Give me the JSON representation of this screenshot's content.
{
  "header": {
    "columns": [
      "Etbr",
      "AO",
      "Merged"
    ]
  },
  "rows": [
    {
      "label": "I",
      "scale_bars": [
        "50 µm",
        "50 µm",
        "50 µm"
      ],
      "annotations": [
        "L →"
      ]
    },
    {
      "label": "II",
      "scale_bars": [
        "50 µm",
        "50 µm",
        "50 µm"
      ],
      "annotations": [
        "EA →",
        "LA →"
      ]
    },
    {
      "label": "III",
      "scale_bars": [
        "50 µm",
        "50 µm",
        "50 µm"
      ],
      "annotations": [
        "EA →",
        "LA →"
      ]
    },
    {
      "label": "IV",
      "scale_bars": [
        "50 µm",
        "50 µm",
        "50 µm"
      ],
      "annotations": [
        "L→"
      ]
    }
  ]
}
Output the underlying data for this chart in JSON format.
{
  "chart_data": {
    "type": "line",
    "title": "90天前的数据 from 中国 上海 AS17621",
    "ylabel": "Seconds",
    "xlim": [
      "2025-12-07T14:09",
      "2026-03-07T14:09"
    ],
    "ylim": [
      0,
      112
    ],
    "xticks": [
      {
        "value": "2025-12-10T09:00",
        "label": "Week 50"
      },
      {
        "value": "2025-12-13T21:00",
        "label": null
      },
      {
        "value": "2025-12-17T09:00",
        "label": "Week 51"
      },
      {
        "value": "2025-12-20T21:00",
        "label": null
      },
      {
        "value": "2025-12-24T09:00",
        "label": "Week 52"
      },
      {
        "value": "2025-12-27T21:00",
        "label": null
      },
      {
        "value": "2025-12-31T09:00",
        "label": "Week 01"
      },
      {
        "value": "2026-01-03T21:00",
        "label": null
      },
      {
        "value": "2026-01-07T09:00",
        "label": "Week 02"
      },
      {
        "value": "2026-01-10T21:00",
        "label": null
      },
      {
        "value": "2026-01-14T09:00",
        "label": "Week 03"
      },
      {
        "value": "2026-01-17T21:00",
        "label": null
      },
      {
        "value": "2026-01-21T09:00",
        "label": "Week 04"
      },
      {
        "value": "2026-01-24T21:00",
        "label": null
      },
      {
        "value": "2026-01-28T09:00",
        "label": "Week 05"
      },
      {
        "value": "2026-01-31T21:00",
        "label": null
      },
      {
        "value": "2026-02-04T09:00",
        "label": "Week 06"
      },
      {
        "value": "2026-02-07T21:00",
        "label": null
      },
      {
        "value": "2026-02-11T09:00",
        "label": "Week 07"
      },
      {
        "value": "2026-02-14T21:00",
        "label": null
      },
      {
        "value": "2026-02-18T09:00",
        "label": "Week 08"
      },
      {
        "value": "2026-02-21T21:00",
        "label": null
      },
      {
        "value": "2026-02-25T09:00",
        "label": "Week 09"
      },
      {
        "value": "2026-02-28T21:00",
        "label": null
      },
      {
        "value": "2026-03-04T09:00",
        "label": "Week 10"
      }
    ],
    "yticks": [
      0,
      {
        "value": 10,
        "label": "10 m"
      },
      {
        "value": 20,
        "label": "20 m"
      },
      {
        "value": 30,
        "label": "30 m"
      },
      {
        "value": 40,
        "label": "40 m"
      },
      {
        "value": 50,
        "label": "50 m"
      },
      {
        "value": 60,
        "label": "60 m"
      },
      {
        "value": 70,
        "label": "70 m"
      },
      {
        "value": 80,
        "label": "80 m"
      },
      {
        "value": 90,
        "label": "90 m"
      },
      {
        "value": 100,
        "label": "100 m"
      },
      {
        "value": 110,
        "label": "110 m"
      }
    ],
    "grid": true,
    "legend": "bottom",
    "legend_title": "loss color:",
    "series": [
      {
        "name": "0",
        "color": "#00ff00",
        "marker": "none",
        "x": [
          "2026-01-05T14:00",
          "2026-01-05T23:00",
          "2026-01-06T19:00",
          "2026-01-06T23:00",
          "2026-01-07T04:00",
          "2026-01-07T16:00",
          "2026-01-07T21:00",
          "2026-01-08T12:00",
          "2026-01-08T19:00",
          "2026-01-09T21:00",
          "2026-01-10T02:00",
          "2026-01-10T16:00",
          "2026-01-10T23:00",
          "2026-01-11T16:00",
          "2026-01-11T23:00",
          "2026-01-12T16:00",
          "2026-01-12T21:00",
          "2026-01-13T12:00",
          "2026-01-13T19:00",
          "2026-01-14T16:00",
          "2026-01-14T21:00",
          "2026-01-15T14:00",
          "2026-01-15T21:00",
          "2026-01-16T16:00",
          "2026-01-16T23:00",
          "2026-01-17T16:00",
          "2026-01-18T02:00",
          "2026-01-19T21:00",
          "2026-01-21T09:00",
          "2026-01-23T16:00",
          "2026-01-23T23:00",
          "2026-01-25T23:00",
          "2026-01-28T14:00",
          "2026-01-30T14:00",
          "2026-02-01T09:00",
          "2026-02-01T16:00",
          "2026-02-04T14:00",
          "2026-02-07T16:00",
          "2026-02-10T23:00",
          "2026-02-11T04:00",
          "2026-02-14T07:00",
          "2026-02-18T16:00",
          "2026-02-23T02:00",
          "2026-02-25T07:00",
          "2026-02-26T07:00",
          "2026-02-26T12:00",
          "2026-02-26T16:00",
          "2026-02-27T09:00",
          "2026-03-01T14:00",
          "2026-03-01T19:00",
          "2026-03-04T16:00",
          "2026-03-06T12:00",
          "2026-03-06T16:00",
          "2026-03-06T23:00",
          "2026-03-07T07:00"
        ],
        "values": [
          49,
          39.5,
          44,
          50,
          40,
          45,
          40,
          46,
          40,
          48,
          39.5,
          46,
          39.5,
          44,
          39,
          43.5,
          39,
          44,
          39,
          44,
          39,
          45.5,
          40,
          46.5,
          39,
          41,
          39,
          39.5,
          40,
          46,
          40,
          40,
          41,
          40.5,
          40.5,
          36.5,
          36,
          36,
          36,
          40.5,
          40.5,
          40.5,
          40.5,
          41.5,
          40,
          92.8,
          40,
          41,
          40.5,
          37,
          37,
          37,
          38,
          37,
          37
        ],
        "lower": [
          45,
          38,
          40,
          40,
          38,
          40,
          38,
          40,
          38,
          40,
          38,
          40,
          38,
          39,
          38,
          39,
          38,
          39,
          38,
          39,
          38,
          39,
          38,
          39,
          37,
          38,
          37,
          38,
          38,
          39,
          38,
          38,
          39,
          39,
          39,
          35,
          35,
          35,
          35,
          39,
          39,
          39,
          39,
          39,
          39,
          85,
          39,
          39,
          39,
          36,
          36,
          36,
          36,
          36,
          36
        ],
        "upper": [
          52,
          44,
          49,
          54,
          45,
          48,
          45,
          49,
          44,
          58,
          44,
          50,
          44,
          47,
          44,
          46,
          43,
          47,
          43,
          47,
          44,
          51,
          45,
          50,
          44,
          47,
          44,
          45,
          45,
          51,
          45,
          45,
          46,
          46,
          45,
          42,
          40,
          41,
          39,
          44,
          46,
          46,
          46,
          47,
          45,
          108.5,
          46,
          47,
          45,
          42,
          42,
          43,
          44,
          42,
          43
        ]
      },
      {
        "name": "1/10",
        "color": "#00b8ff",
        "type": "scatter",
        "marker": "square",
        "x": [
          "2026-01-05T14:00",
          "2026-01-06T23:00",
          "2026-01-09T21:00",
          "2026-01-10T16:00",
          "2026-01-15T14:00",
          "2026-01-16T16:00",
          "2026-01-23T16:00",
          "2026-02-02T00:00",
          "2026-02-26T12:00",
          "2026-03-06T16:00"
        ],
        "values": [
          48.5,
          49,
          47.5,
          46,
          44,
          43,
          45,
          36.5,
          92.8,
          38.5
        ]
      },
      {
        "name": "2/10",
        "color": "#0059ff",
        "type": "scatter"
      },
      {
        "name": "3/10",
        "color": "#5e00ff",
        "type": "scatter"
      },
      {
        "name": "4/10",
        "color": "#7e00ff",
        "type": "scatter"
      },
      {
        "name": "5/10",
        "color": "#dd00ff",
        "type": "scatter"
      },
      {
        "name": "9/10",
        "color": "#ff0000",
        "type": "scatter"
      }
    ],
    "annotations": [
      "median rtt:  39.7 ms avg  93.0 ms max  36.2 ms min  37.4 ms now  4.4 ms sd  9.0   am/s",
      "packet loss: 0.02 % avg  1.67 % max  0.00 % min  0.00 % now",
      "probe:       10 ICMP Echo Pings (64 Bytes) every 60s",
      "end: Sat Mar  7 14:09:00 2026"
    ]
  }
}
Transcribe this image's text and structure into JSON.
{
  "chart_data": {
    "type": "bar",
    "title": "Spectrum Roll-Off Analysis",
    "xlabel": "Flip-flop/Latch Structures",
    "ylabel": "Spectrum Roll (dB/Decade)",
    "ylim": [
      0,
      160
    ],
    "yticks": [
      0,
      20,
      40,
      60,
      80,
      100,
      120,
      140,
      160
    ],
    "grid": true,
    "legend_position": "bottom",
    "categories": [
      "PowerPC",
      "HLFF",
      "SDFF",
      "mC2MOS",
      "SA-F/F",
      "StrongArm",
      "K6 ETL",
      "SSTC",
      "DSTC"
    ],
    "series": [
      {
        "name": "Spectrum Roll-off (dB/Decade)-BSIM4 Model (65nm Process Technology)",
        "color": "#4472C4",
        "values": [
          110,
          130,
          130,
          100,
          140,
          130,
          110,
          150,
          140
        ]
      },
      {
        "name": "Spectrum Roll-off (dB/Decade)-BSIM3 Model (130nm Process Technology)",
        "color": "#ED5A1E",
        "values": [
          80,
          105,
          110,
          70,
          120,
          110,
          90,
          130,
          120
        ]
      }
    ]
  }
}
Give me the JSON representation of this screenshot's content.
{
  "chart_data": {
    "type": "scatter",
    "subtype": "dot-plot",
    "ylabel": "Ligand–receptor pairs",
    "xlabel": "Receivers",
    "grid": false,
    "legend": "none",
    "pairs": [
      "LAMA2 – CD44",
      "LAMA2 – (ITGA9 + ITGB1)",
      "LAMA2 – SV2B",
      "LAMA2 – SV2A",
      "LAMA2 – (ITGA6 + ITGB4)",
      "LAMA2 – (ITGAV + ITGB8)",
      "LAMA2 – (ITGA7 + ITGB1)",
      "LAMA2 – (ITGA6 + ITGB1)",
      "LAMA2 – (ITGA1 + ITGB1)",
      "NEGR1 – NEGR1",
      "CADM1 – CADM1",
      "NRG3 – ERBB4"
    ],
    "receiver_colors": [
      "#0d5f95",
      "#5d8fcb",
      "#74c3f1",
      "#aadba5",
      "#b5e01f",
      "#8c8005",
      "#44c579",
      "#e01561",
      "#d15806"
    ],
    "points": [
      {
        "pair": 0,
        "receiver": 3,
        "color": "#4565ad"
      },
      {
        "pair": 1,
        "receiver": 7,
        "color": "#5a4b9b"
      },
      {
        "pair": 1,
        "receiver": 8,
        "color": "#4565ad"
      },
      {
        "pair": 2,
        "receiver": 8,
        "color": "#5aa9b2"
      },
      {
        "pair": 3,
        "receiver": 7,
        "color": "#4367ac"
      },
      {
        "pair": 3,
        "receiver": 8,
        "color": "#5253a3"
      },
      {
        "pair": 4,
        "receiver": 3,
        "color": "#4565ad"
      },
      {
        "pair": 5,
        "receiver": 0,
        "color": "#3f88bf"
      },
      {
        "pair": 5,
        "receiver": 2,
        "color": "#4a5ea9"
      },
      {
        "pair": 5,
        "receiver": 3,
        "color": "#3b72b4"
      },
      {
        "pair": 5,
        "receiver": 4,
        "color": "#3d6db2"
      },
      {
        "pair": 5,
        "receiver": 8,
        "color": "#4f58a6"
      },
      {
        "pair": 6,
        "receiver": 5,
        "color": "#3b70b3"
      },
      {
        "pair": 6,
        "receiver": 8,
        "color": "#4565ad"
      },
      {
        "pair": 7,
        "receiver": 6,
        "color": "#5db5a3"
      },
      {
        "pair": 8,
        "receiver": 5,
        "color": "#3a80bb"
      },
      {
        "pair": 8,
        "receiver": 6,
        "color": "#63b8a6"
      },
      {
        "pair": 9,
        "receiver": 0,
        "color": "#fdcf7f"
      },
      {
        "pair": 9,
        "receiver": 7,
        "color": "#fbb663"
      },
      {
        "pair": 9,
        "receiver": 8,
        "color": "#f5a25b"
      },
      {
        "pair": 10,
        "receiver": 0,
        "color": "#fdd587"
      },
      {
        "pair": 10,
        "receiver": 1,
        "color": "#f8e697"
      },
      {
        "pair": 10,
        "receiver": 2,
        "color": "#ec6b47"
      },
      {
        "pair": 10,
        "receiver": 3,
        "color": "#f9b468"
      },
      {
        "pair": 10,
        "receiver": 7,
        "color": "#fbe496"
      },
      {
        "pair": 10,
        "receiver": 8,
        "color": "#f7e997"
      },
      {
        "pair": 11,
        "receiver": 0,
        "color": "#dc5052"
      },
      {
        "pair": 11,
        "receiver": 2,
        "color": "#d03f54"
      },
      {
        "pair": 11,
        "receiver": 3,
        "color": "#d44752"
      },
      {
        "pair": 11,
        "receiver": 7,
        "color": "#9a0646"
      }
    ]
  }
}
---------------
### Aim of the exercise
Which lines hold the word "xlabel"? Copy all of them.

### Output
    "xlabel": "Flip-flop/Latch Structures",
    "xlabel": "Receivers",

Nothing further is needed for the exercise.